Pull out every line containing the string "efectivo".

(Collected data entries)
______________________________

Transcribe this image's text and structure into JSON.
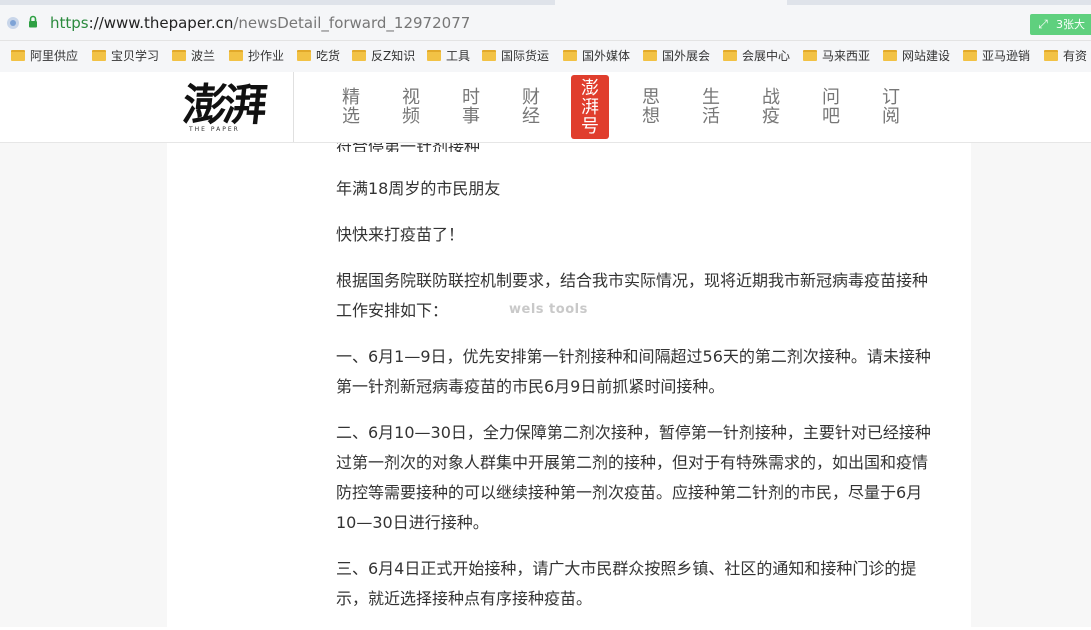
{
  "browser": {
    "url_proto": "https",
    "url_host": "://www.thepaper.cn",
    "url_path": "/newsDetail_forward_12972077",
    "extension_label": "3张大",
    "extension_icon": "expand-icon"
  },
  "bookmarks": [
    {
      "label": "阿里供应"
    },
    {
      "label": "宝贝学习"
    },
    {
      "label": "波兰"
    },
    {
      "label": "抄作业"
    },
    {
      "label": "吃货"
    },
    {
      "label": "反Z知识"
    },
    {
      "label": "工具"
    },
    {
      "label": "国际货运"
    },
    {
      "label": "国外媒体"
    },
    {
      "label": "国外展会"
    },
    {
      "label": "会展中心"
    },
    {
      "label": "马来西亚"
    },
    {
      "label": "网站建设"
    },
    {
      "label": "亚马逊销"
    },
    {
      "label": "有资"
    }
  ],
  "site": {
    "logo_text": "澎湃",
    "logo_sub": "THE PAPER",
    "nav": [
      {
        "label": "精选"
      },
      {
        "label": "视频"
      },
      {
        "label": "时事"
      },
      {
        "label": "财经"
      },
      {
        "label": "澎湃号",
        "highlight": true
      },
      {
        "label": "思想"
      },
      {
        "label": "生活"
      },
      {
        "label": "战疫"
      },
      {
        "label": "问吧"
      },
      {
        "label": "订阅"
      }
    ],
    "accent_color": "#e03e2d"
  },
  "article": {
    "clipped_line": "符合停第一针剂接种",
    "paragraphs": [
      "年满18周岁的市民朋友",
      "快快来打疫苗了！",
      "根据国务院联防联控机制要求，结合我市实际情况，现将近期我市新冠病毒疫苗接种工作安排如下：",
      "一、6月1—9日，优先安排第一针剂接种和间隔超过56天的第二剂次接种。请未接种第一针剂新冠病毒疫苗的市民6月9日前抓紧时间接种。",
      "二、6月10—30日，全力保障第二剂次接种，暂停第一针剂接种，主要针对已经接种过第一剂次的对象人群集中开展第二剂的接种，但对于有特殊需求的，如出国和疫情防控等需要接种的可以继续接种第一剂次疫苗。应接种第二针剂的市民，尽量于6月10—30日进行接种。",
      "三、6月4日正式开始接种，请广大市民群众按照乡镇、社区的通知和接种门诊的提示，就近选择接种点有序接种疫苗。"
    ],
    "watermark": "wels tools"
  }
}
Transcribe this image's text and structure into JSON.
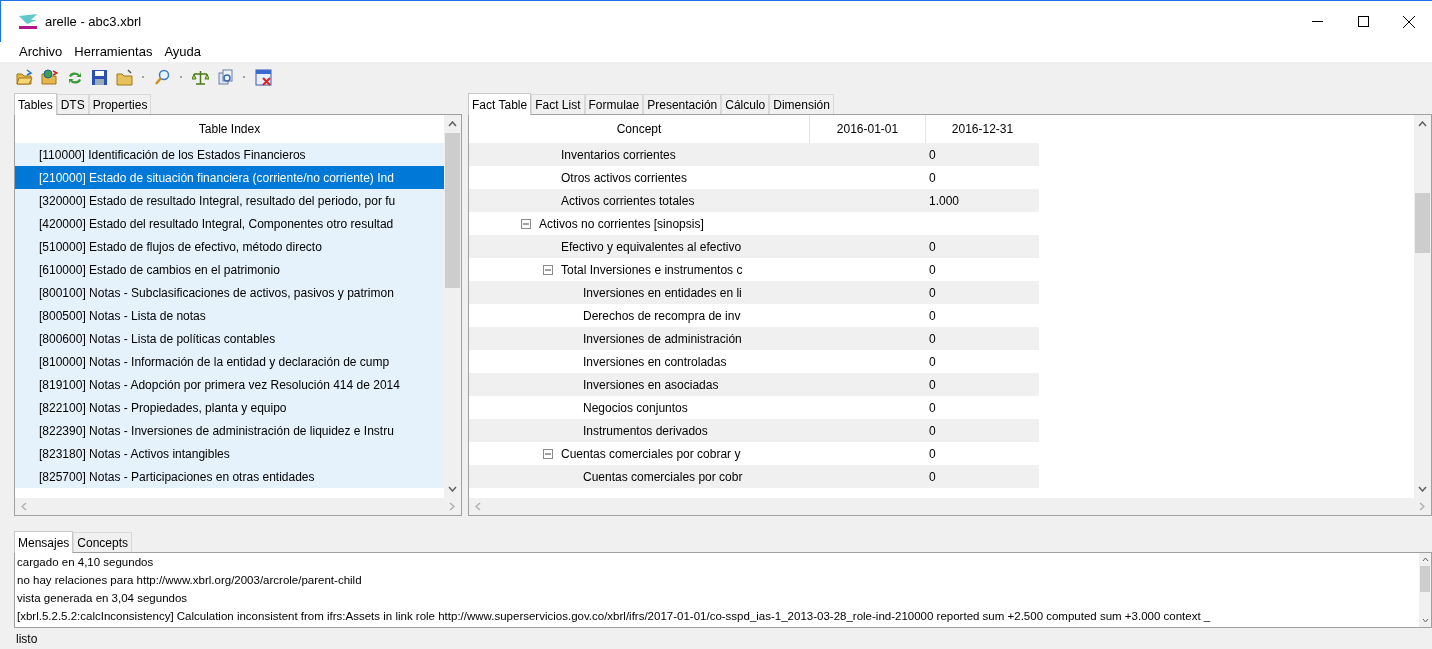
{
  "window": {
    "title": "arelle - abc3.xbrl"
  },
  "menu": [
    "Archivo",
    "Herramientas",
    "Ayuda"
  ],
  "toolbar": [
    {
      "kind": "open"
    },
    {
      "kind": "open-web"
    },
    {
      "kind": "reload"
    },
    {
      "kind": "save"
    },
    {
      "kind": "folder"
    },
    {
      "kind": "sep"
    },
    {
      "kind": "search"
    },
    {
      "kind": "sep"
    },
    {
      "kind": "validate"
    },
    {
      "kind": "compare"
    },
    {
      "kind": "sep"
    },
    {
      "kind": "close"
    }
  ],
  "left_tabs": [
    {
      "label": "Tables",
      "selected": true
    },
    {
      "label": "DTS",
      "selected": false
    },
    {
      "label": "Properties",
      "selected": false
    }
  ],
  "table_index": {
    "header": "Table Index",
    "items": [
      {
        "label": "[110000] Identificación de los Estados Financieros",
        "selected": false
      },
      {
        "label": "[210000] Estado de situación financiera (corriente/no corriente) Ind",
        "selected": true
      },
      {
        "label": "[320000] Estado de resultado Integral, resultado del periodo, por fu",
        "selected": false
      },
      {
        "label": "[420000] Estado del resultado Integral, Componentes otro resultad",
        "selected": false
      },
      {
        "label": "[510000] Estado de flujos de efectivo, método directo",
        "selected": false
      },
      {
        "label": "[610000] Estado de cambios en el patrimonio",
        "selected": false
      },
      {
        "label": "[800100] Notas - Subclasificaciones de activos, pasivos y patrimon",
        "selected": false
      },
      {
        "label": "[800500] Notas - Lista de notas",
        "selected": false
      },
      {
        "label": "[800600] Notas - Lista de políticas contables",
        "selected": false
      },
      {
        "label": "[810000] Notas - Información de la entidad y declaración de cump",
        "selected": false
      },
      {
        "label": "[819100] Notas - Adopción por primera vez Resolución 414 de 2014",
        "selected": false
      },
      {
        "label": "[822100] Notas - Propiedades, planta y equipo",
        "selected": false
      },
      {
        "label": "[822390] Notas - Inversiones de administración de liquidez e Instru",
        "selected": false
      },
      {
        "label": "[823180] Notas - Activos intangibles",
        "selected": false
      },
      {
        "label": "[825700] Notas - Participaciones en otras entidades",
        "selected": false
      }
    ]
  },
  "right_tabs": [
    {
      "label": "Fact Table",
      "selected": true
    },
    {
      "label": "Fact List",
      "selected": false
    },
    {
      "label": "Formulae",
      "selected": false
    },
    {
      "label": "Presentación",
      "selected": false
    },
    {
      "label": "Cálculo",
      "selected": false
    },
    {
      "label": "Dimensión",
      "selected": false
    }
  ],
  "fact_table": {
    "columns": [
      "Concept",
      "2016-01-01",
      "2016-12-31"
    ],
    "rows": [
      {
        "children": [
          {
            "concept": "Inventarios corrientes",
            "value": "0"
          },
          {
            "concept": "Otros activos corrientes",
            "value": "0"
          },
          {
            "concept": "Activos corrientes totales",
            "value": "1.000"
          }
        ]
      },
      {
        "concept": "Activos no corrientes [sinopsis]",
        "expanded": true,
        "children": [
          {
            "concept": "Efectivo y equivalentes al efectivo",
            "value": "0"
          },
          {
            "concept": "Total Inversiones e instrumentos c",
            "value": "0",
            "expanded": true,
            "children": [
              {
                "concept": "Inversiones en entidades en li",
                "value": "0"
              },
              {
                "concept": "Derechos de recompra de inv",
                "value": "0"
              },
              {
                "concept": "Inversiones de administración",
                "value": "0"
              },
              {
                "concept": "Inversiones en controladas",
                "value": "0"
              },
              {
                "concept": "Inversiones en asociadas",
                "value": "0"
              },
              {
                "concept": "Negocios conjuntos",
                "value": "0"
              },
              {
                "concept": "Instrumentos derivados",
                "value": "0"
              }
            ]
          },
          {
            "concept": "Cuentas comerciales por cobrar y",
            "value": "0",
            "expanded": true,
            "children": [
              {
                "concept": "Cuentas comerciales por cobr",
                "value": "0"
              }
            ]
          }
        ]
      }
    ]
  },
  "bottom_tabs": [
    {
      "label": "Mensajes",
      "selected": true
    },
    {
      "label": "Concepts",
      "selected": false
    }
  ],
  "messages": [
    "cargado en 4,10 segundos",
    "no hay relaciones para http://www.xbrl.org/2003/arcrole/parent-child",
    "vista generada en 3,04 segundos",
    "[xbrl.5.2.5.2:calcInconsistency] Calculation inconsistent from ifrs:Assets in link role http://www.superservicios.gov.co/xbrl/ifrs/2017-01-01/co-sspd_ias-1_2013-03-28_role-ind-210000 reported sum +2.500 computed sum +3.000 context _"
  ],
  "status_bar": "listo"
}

______________________________

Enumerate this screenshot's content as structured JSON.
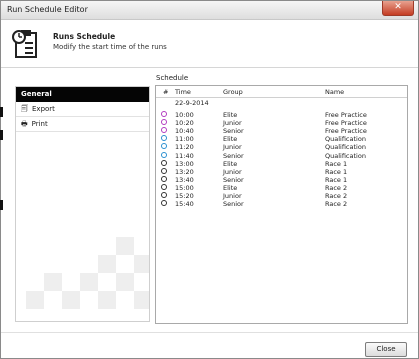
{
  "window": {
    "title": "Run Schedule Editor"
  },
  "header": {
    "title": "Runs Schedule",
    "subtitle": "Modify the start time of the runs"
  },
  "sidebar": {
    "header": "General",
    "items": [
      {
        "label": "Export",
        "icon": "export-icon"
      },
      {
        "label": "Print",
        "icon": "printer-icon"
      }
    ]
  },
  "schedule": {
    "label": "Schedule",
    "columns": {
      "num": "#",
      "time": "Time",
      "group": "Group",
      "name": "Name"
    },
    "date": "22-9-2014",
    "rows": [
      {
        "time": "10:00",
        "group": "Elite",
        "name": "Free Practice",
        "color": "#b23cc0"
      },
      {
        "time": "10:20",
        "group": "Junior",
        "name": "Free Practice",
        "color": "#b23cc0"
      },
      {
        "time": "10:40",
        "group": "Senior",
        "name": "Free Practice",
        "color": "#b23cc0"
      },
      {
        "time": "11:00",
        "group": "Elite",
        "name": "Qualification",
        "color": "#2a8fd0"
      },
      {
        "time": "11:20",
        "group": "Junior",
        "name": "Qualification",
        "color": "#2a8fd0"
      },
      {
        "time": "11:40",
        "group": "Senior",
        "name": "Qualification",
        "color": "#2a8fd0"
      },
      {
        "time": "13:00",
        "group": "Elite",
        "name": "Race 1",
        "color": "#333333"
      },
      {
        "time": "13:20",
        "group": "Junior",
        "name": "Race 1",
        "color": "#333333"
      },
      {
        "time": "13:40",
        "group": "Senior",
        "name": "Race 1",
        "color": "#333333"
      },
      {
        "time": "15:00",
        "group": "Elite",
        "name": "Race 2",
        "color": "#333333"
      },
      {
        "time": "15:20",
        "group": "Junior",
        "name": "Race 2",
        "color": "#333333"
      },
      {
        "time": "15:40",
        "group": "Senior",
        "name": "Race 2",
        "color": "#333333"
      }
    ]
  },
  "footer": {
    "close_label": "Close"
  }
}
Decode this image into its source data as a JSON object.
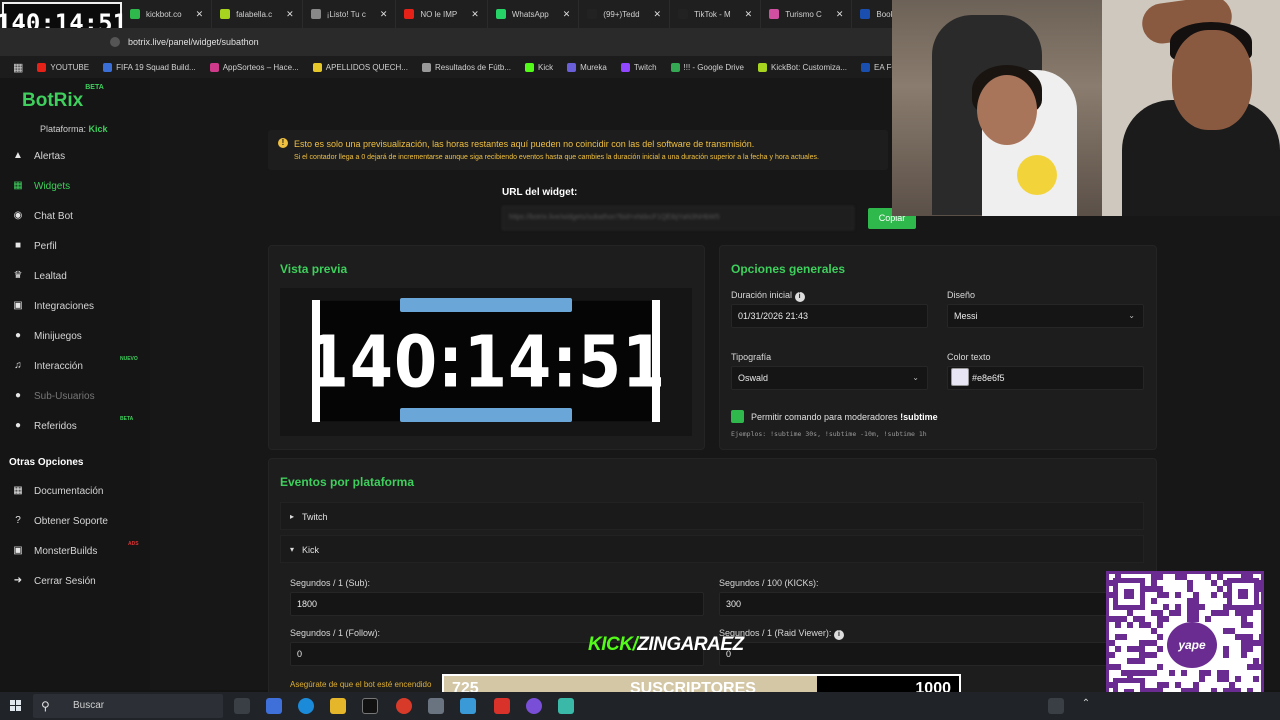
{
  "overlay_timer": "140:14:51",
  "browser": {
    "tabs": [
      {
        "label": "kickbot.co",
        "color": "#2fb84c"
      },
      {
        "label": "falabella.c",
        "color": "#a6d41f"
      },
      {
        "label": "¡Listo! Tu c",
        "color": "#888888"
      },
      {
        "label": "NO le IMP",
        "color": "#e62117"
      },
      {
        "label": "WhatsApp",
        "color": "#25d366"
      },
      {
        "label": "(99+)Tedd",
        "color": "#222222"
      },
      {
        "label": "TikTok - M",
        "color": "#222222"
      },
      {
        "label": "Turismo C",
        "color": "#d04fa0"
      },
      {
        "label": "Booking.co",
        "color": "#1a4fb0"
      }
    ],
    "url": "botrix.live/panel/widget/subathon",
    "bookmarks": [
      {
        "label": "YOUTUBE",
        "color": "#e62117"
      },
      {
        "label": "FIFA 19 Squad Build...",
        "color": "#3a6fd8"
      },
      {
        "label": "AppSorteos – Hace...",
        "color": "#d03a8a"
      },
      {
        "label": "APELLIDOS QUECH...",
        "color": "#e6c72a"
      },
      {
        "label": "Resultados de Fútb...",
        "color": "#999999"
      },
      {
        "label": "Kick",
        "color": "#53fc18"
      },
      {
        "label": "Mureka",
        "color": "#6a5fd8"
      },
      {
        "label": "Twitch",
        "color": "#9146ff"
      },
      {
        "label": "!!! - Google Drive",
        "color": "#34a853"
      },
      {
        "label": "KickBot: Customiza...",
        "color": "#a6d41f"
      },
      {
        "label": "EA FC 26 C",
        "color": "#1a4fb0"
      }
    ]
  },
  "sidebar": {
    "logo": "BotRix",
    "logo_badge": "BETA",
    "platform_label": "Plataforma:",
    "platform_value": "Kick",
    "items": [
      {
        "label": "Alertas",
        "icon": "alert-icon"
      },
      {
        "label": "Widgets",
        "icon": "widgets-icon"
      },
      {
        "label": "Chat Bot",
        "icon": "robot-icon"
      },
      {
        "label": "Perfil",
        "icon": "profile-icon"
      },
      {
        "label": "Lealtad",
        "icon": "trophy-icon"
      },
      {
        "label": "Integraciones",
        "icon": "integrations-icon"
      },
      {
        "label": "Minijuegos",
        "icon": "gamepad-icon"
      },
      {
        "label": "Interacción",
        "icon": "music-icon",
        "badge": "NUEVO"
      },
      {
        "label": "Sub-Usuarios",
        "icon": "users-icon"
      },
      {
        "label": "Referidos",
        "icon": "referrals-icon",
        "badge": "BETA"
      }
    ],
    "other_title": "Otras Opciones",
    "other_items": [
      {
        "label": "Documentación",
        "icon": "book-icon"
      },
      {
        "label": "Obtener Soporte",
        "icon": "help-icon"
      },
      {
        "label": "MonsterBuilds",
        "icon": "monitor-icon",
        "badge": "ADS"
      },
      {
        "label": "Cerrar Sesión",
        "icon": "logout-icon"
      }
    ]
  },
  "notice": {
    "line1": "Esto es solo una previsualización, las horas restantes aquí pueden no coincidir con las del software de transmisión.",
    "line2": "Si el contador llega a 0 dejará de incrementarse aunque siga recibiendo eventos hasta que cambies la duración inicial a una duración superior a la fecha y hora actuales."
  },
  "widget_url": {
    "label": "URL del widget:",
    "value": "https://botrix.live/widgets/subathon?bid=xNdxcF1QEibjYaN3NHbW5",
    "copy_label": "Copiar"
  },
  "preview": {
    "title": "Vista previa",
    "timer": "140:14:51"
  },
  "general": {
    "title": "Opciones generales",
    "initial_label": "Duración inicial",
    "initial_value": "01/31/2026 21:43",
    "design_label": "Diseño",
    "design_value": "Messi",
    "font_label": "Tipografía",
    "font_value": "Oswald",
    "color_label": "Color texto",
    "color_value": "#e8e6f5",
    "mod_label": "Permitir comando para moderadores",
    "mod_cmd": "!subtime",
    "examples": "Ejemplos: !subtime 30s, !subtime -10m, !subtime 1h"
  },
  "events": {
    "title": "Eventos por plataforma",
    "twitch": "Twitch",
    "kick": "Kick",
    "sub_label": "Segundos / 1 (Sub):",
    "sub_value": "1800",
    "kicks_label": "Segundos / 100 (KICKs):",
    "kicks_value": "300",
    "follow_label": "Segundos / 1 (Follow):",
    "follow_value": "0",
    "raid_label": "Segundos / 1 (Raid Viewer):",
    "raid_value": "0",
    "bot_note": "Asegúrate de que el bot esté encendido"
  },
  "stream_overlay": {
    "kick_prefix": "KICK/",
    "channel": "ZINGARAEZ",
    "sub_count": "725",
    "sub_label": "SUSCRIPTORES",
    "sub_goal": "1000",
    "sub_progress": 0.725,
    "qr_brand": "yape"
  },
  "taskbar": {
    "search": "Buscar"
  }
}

______________________________

*Result of this exercise*
        "label": "[510000] Estado de flujos de efectivo, método directo",
            "concept": "Efectivo y equivalentes al efectivo",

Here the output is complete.